▸ Your task
Transcribe all of the data exactly. Omit the pictures.
* begin Entries provided *
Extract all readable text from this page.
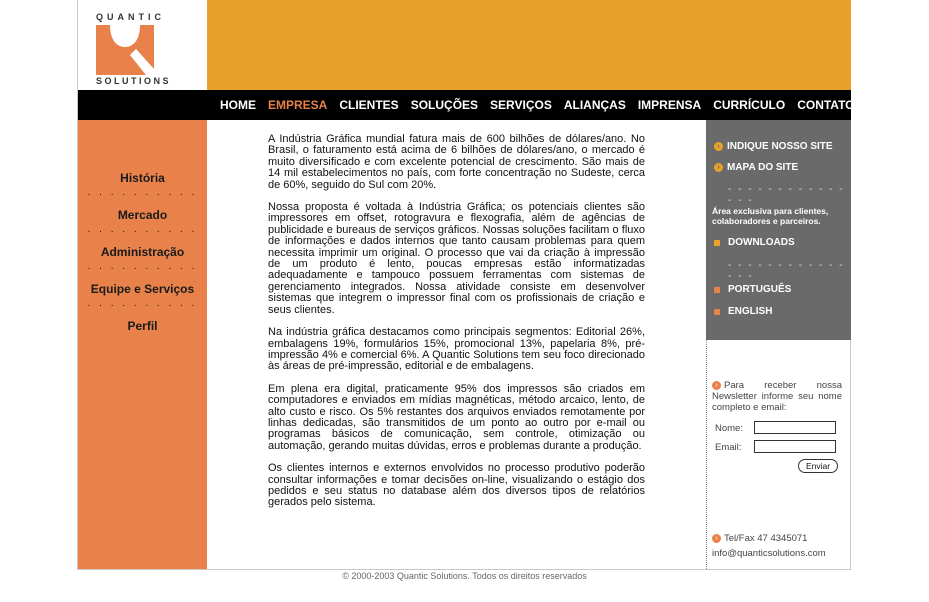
QUANTIC
SOLUTIONS
HOME EMPRESA CLIENTES SOLUÇÕES SERVIÇOS ALIANÇAS IMPRENSA CURRÍCULO CONTATO
História
. . . . . . . . . .
Mercado
. . . . . . . . . .
Administração
. . . . . . . . . .
Equipe e Serviços
. . . . . . . . . .
Perfil

A Indústria Gráfica mundial fatura mais de 600 bilhões de dólares/ano. No Brasil, o faturamento está acima de 6 bilhões de dólares/ano, o mercado é muito diversificado e com excelente potencial de crescimento. São mais de 14 mil estabelecimentos no país, com forte concentração no Sudeste, cerca de 60%, seguido do Sul com 20%.

Nossa proposta é voltada à Indústria Gráfica; os potenciais clientes são impressores em offset, rotogravura e flexografia, além de agências de publicidade e bureaus de serviços gráficos. Nossas soluções facilitam o fluxo de informações e dados internos que tanto causam problemas para quem necessita imprimir um original. O processo que vai da criação à impressão de um produto é lento, poucas empresas estão informatizadas adequadamente e tampouco possuem ferramentas com sistemas de gerenciamento integrados. Nossa atividade consiste em desenvolver sistemas que integrem o impressor final com os profissionais de criação e seus clientes.

Na indústria gráfica destacamos como principais segmentos: Editorial 26%, embalagens 19%, formulários 15%, promocional 13%, papelaria 8%, pré-impressão 4% e comercial 6%. A Quantic Solutions tem seu foco direcionado às áreas de pré-impressão, editorial e de embalagens.

Em plena era digital, praticamente 95% dos impressos são criados em computadores e enviados em mídias magnéticas, método arcaico, lento, de alto custo e risco. Os 5% restantes dos arquivos enviados remotamente por linhas dedicadas, são transmitidos de um ponto ao outro por e-mail ou programas básicos de comunicação, sem controle, otimização ou automação, gerando muitas dúvidas, erros e problemas durante a produção.

Os clientes internos e externos envolvidos no processo produtivo poderão consultar informações e tomar decisões on-line, visualizando o estágio dos pedidos e seu status no database além dos diversos tipos de relatórios gerados pelo sistema.

› INDIQUE NOSSO SITE
› MAPA DO SITE
- - - - - - - - - - - - - - -
Área exclusiva para clientes, colaboradores e parceiros.
DOWNLOADS
- - - - - - - - - - - - - - -
PORTUGUÊS
ENGLISH
› Para receber nossa Newsletter informe seu nome completo e email:
Nome:
Email:
Enviar
› Tel/Fax 47 4345071
info@quanticsolutions.com
© 2000-2003 Quantic Solutions. Todos os direitos reservados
* end Entries provided *
▸ Result
Extract all readable text from this page.
QUANTIC
SOLUTIONS
HOME EMPRESA CLIENTES SOLUÇÕES SERVIÇOS ALIANÇAS IMPRENSA CURRÍCULO CONTATO
História
. . . . . . . . . .
Mercado
. . . . . . . . . .
Administração
. . . . . . . . . .
Equipe e Serviços
. . . . . . . . . .
Perfil

A Indústria Gráfica mundial fatura mais de 600 bilhões de dólares/ano. No Brasil, o faturamento está acima de 6 bilhões de dólares/ano, o mercado é muito diversificado e com excelente potencial de crescimento. São mais de 14 mil estabelecimentos no país, com forte concentração no Sudeste, cerca de 60%, seguido do Sul com 20%.

Nossa proposta é voltada à Indústria Gráfica; os potenciais clientes são impressores em offset, rotogravura e flexografia, além de agências de publicidade e bureaus de serviços gráficos. Nossas soluções facilitam o fluxo de informações e dados internos que tanto causam problemas para quem necessita imprimir um original. O processo que vai da criação à impressão de um produto é lento, poucas empresas estão informatizadas adequadamente e tampouco possuem ferramentas com sistemas de gerenciamento integrados. Nossa atividade consiste em desenvolver sistemas que integrem o impressor final com os profissionais de criação e seus clientes.

Na indústria gráfica destacamos como principais segmentos: Editorial 26%, embalagens 19%, formulários 15%, promocional 13%, papelaria 8%, pré-impressão 4% e comercial 6%. A Quantic Solutions tem seu foco direcionado às áreas de pré-impressão, editorial e de embalagens.

Em plena era digital, praticamente 95% dos impressos são criados em computadores e enviados em mídias magnéticas, método arcaico, lento, de alto custo e risco. Os 5% restantes dos arquivos enviados remotamente por linhas dedicadas, são transmitidos de um ponto ao outro por e-mail ou programas básicos de comunicação, sem controle, otimização ou automação, gerando muitas dúvidas, erros e problemas durante a produção.

Os clientes internos e externos envolvidos no processo produtivo poderão consultar informações e tomar decisões on-line, visualizando o estágio dos pedidos e seu status no database além dos diversos tipos de relatórios gerados pelo sistema.

› INDIQUE NOSSO SITE
› MAPA DO SITE
- - - - - - - - - - - - - - -
Área exclusiva para clientes, colaboradores e parceiros.
DOWNLOADS
- - - - - - - - - - - - - - -
PORTUGUÊS
ENGLISH
› Para receber nossa Newsletter informe seu nome completo e email:
Nome:
Email:
Enviar
› Tel/Fax 47 4345071
info@quanticsolutions.com
© 2000-2003 Quantic Solutions. Todos os direitos reservados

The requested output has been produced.